___ Study text

This panel also includes the WFS1 gene, which is known to be associated with Wolfram syndrome characterized by diabetes mellitus, optic atrophy, diabetes insipidus, and deafness. Increased evidence showed that recessive pathogenic WFS1 pathogenic variants can cause non-syndromic monogenic diabetes (Li et al. 2020. PubMed ID: 31658956; Zalloua et al. 2008. PubMed ID: 18806274). WFS1 encodes a transmembrane glycoprotein termed wolframin, which is required for the normal functioning of endoplasmic reticulum (ER).

This panel also includes the GLUD1 and HADH genes, both of which are associated with familial hyperinsulinism. Hyperinsulinism-hyperammonemia syndrome is the second most common type of congenital hyperinsulinism (CHI) and is caused by dominant, activating mutations in the GLUD1 gene, which encodes glutamate dehydrogenase (GDH). This enzyme is a potential regulator of insulin secretion in pancreatic beta cells and of ureagenesis in the liver. The HADH gene encodes short-chain L-3-hydroxyacyl-CoA dehydrogenase, a fatty acid oxidation enzyme in the mitochondrial matrix. Recessive, inactivating HADH pathogenic variants can cause CHI (Clayton et al. 2001. PubMed ID: 11489939).

______
___ Available data

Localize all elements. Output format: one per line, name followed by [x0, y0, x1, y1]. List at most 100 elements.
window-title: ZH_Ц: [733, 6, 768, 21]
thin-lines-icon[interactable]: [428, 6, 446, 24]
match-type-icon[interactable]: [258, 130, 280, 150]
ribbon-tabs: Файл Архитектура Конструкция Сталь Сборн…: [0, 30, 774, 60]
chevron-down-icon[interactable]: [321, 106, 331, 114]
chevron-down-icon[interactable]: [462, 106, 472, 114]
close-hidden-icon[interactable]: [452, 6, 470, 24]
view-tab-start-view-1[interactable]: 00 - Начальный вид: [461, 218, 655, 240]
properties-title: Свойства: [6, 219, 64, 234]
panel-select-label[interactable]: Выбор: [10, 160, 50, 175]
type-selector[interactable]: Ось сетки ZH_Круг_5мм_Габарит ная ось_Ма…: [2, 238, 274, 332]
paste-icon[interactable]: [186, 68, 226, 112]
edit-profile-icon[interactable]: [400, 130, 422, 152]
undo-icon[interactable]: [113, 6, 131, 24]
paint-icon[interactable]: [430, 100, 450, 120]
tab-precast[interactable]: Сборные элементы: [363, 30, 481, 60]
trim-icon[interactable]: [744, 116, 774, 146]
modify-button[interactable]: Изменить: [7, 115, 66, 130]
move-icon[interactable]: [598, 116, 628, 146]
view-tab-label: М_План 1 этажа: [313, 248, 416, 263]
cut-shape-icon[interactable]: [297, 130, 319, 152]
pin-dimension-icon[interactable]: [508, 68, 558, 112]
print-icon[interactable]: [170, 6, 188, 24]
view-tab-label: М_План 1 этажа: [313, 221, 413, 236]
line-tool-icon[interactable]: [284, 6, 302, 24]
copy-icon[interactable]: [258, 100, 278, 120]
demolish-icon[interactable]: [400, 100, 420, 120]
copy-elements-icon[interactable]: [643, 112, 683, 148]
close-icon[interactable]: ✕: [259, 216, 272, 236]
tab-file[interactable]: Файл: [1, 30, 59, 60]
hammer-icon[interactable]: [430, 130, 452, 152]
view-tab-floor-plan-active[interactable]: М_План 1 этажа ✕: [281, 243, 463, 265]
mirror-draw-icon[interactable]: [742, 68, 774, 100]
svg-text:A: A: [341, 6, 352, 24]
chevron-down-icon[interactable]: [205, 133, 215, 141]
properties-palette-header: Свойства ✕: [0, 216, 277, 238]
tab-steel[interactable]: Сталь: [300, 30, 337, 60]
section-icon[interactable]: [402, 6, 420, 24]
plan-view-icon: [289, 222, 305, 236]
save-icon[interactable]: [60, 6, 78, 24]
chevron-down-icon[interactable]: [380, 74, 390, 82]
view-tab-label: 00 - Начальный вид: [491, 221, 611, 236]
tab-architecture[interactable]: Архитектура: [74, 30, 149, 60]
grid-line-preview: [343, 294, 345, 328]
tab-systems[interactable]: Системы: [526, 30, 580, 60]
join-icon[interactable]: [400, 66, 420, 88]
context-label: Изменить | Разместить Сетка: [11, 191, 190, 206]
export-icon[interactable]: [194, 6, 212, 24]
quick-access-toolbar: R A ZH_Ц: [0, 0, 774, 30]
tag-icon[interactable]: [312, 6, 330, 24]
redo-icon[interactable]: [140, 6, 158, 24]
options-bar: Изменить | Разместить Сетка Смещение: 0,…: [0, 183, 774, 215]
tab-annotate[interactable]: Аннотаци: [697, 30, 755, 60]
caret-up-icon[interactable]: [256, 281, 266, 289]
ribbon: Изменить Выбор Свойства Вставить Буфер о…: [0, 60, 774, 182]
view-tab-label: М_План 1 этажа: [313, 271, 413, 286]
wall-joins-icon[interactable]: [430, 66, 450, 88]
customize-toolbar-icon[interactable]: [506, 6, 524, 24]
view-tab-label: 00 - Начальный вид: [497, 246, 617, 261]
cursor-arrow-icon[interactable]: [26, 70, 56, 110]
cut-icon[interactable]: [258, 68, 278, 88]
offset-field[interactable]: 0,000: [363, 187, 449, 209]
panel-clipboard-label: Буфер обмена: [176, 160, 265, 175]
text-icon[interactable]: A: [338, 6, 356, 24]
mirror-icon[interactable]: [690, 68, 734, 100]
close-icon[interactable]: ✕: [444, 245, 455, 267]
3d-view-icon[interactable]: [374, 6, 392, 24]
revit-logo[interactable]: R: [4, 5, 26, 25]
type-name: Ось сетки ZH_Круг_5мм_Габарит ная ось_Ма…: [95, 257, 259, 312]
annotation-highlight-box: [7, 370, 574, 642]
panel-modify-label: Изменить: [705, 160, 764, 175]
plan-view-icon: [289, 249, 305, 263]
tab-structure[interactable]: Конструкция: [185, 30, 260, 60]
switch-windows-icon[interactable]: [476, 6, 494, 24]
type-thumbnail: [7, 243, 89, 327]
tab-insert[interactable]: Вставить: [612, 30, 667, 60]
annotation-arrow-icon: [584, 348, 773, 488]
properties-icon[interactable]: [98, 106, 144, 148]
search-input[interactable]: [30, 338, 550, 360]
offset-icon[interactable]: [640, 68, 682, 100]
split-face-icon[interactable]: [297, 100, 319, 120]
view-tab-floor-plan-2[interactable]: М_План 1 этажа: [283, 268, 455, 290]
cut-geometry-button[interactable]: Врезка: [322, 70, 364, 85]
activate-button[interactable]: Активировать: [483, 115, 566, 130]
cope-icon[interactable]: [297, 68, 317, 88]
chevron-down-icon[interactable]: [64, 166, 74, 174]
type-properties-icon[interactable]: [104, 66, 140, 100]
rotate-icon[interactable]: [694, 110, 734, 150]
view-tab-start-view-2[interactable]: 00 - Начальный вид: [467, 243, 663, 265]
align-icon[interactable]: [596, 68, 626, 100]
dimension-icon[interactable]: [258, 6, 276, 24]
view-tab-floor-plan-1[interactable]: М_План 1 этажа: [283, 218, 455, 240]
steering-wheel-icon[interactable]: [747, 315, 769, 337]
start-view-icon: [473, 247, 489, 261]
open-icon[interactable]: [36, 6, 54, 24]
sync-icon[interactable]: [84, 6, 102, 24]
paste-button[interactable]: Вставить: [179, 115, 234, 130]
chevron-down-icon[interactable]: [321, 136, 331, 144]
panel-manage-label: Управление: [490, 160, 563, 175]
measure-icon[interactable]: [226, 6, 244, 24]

______

■ Work request: Copy the gene panel text from "This panel also includes the GLUD1" to "PubMed ID: 11489939).". The records are separate material and have no connection to the gene panel text.

■ Exercise response:
This panel also includes the GLUD1 and HADH genes, both of which are associated with familial hyperinsulinism. Hyperinsulinism-hyperammonemia syndrome is the second most common type of congenital hyperinsulinism (CHI) and is caused by dominant, activating mutations in the GLUD1 gene, which encodes glutamate dehydrogenase (GDH). This enzyme is a potential regulator of insulin secretion in pancreatic beta cells and of ureagenesis in the liver. The HADH gene encodes short-chain L-3-hydroxyacyl-CoA dehydrogenase, a fatty acid oxidation enzyme in the mitochondrial matrix. Recessive, inactivating HADH pathogenic variants can cause CHI (Clayton et al. 2001. PubMed ID: 11489939).